● **Data supplied**
☆ ☆ ☆ ☆ ☆ ☆ ☆

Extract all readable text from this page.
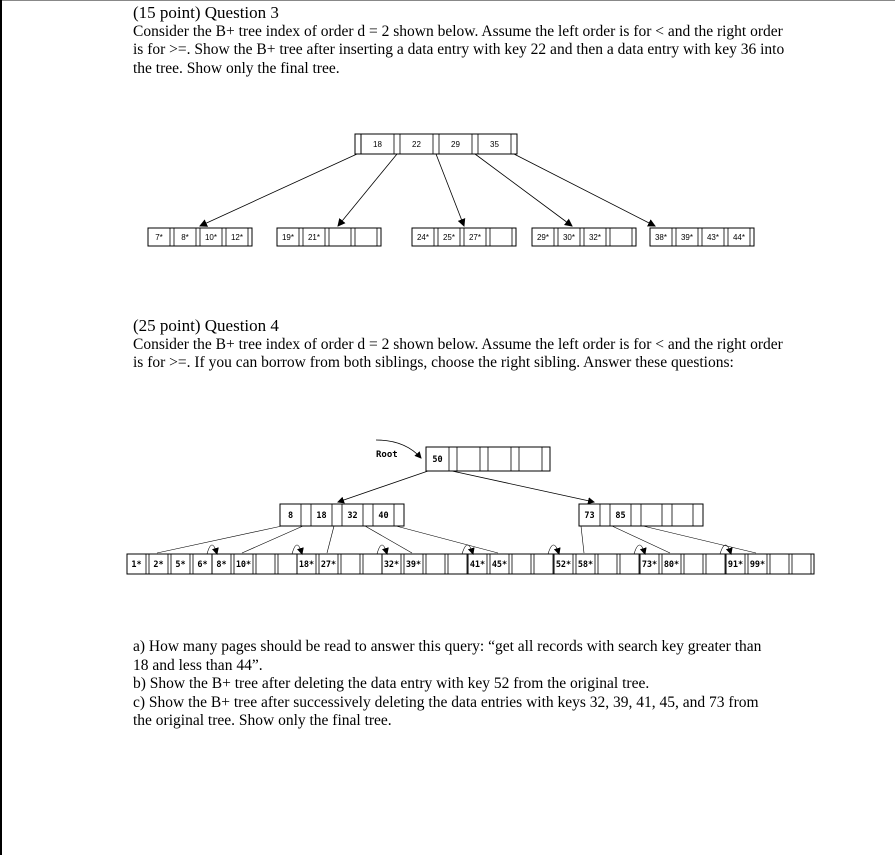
(15 point) Question 3
Consider the B+ tree index of order d = 2 shown below. Assume the left order is for < and the right order is for >=. Show the B+ tree after inserting a data entry with key 22 and then a data entry with key 36 into the tree. Show only the final tree.
18	22	29	35
7* 8* 10* 12*	19* 21*	24* 25* 27*	29* 30* 32*	38* 39* 43* 44*
(25 point) Question 4
Consider the B+ tree index of order d = 2 shown below. Assume the left order is for < and the right order is for >=. If you can borrow from both siblings, choose the right sibling. Answer these questions:
Root	50
8	18 32 40	73 85
1* 2* 5* 6* 8* 10*	18* 27*	32* 39*	41* 45*	52* 58*	73* 80*	91* 99*
a) How many pages should be read to answer this query: “get all records with search key greater than 18 and less than 44”.
b) Show the B+ tree after deleting the data entry with key 52 from the original tree.
c) Show the B+ tree after successively deleting the data entries with keys 32, 39, 41, 45, and 73 from the original tree. Show only the final tree.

☆ ☆ ☆ ☆ ☆ ☆ ☆

● **What you will do**
Gather each line of the listing containing the word "original" and show it.

● **Answer to this exercise**
b) Show the B+ tree after deleting the data entry with key 52 from the original tree.
c) Show the B+ tree after successively deleting the data entries with keys 32, 39, 41, 45, and 73 from the original tree. Show only the final tree.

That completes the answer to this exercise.